* Data shown *
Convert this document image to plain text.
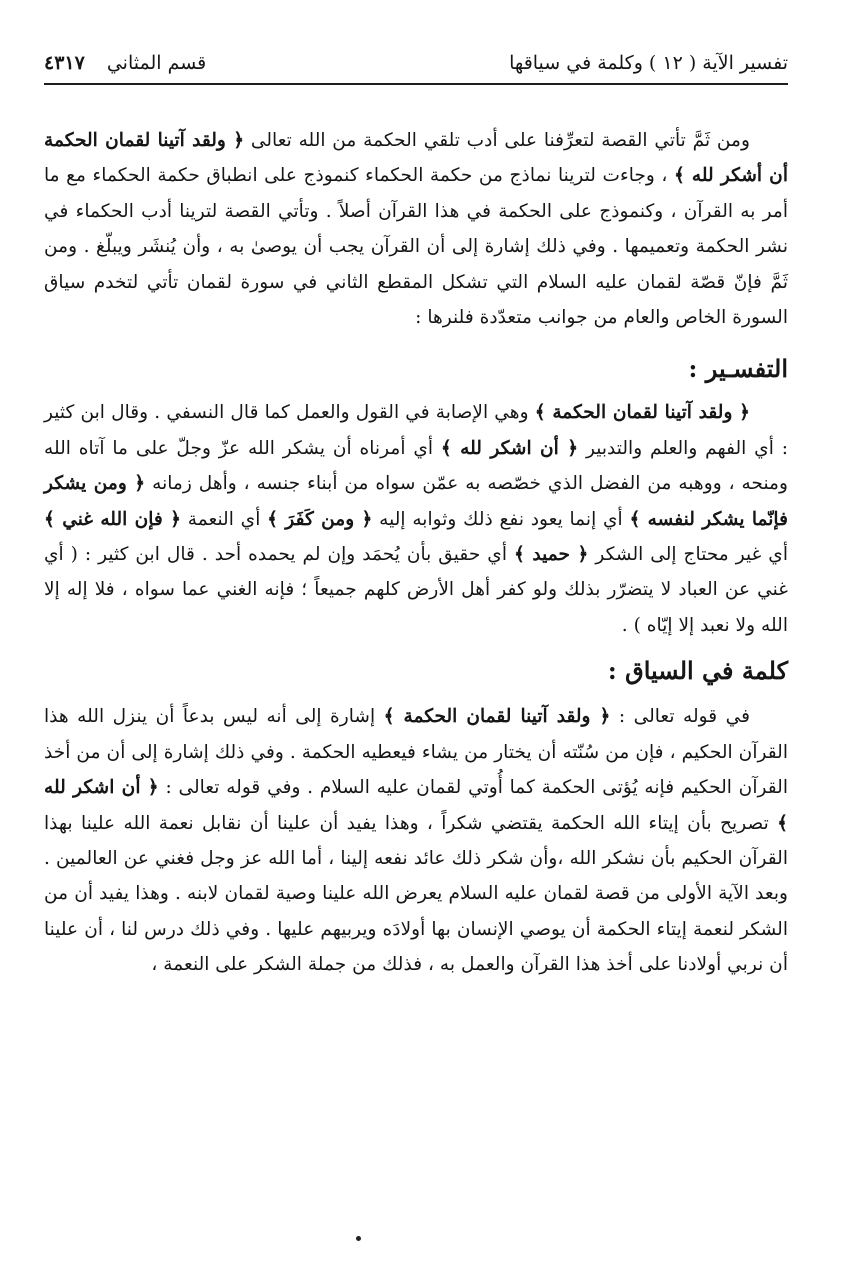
تفسير الآية ( ١٢ ) وكلمة في سياقها
قسم المثاني
٤٣١٧

ومن ثَمَّ تأتي القصة لتعرِّفنا على أدب تلقي الحكمة من الله تعالى ﴿ ولقد آتينا لقمان الحكمة أن أشكر لله ﴾ ، وجاءت لترينا نماذج من حكمة الحكماء كنموذج على انطباق حكمة الحكماء مع ما أمر به القرآن ، وكنموذج على الحكمة في هذا القرآن أصلاً . وتأتي القصة لترينا أدب الحكماء في نشر الحكمة وتعميمها . وفي ذلك إشارة إلى أن القرآن يجب أن يوصىٰ به ، وأن يُنشَر ويبلّغ . ومن ثَمَّ فإنّ قصّة لقمان عليه السلام التي تشكل المقطع الثاني في سورة لقمان تأتي لتخدم سياق السورة الخاص والعام من جوانب متعدّدة فلنرها :

التفسـير :

﴿ ولقد آتينا لقمان الحكمة ﴾ وهي الإصابة في القول والعمل كما قال النسفي . وقال ابن كثير : أي الفهم والعلم والتدبير ﴿ أن اشكر لله ﴾ أي أمرناه أن يشكر الله عزّ وجلّ على ما آتاه الله ومنحه ، ووهبه من الفضل الذي خصّصه به عمّن سواه من أبناء جنسه ، وأهل زمانه ﴿ ومن يشكر فإنّما يشكر لنفسه ﴾ أي إنما يعود نفع ذلك وثوابه إليه ﴿ ومن كَفَرَ ﴾ أي النعمة ﴿ فإن الله غني ﴾ أي غير محتاج إلى الشكر ﴿ حميد ﴾ أي حقيق بأن يُحمَد وإن لم يحمده أحد . قال ابن كثير : ( أي غني عن العباد لا يتضرّر بذلك ولو كفر أهل الأرض كلهم جميعاً ؛ فإنه الغني عما سواه ، فلا إله إلا الله ولا نعبد إلا إيّاه ) .

كلمة في السياق :

في قوله تعالى : ﴿ ولقد آتينا لقمان الحكمة ﴾ إشارة إلى أنه ليس بدعاً أن ينزل الله هذا القرآن الحكيم ، فإن من سُنّته أن يختار من يشاء فيعطيه الحكمة . وفي ذلك إشارة إلى أن من أخذ القرآن الحكيم فإنه يُؤتى الحكمة كما أُوتي لقمان عليه السلام . وفي قوله تعالى : ﴿ أن اشكر لله ﴾ تصريح بأن إيتاء الله الحكمة يقتضي شكراً ، وهذا يفيد أن علينا أن نقابل نعمة الله علينا بهذا القرآن الحكيم بأن نشكر الله ،وأن شكر ذلك عائد نفعه إلينا ، أما الله عز وجل فغني عن العالمين . وبعد الآية الأولى من قصة لقمان عليه السلام يعرض الله علينا وصية لقمان لابنه . وهذا يفيد أن من الشكر لنعمة إيتاء الحكمة أن يوصي الإنسان بها أولادَه ويربيهم عليها . وفي ذلك درس لنا ، أن علينا أن نربي أولادنا على أخذ هذا القرآن والعمل به ، فذلك من جملة الشكر على النعمة ،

* What to work on *
Show every line of the records above that contains the word "والعمل".

* Solution to this problem *
﴿ ولقد آتينا لقمان الحكمة ﴾ وهي الإصابة في القول والعمل كما قال النسفي . وقال ابن كثير : أي الفهم والعلم والتدبير ﴿ أن اشكر لله ﴾ أي أمرناه أن يشكر الله عزّ وجلّ على ما آتاه الله ومنحه ، ووهبه من الفضل الذي خصّصه به عمّن سواه من أبناء جنسه ، وأهل زمانه ﴿ ومن يشكر فإنّما يشكر لنفسه ﴾ أي إنما يعود نفع ذلك وثوابه إليه ﴿ ومن كَفَرَ ﴾ أي النعمة ﴿ فإن الله غني ﴾ أي غير محتاج إلى الشكر ﴿ حميد ﴾ أي حقيق بأن يُحمَد وإن لم يحمده أحد . قال ابن كثير : ( أي غني عن العباد لا يتضرّر بذلك ولو كفر أهل الأرض كلهم جميعاً ؛ فإنه الغني عما سواه ، فلا إله إلا الله ولا نعبد إلا إيّاه ) .
في قوله تعالى : ﴿ ولقد آتينا لقمان الحكمة ﴾ إشارة إلى أنه ليس بدعاً أن ينزل الله هذا القرآن الحكيم ، فإن من سُنّته أن يختار من يشاء فيعطيه الحكمة . وفي ذلك إشارة إلى أن من أخذ القرآن الحكيم فإنه يُؤتى الحكمة كما أُوتي لقمان عليه السلام . وفي قوله تعالى : ﴿ أن اشكر لله ﴾ تصريح بأن إيتاء الله الحكمة يقتضي شكراً ، وهذا يفيد أن علينا أن نقابل نعمة الله علينا بهذا القرآن الحكيم بأن نشكر الله ،وأن شكر ذلك عائد نفعه إلينا ، أما الله عز وجل فغني عن العالمين . وبعد الآية الأولى من قصة لقمان عليه السلام يعرض الله علينا وصية لقمان لابنه . وهذا يفيد أن من الشكر لنعمة إيتاء الحكمة أن يوصي الإنسان بها أولادَه ويربيهم عليها . وفي ذلك درس لنا ، أن علينا أن نربي أولادنا على أخذ هذا القرآن والعمل به ، فذلك من جملة الشكر على النعمة ،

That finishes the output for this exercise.